Collected data
——

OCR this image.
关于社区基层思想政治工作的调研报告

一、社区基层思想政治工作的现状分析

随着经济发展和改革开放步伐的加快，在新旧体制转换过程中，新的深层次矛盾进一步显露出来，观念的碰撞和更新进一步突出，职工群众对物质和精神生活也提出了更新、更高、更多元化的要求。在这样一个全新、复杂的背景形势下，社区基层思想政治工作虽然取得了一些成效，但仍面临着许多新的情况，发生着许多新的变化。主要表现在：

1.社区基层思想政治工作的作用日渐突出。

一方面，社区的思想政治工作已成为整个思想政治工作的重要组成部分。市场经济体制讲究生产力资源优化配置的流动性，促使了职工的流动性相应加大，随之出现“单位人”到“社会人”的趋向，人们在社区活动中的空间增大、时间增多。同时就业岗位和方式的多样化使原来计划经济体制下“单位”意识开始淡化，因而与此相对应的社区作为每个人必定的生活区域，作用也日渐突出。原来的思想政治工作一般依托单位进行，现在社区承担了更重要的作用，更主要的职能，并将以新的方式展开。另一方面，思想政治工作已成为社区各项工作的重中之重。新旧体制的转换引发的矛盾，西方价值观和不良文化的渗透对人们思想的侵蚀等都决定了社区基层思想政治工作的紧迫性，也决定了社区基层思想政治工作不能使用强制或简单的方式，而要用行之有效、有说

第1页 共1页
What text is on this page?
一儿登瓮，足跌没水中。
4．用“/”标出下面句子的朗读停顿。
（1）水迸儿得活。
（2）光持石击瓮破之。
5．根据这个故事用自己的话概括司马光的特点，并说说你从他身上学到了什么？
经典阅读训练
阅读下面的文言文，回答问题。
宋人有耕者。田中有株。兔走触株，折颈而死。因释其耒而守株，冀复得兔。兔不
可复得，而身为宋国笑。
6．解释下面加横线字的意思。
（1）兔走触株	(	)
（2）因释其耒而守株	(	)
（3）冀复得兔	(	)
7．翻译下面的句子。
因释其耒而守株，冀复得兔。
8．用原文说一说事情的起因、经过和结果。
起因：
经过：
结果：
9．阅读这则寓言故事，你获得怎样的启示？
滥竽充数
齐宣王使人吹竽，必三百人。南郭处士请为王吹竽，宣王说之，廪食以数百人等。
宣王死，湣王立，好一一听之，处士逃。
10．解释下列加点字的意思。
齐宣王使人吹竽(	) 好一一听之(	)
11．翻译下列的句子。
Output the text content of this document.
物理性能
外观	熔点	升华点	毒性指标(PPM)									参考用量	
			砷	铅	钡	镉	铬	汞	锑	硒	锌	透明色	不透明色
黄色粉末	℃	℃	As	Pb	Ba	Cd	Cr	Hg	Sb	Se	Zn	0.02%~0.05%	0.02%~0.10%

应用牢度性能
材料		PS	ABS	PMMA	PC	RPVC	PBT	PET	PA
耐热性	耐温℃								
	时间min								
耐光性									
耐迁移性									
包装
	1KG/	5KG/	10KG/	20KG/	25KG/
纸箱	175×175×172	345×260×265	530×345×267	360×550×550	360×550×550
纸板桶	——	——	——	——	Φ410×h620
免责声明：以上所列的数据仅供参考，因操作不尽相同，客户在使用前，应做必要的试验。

——

Take every line that includes the string "齐宣王使人吹竽" and copy it.

> **COMPLETED TASK**
齐宣王使人吹竽，必三百人。南郭处士请为王吹竽，宣王说之，廪食以数百人等。
齐宣王使人吹竽(	) 好一一听之(	)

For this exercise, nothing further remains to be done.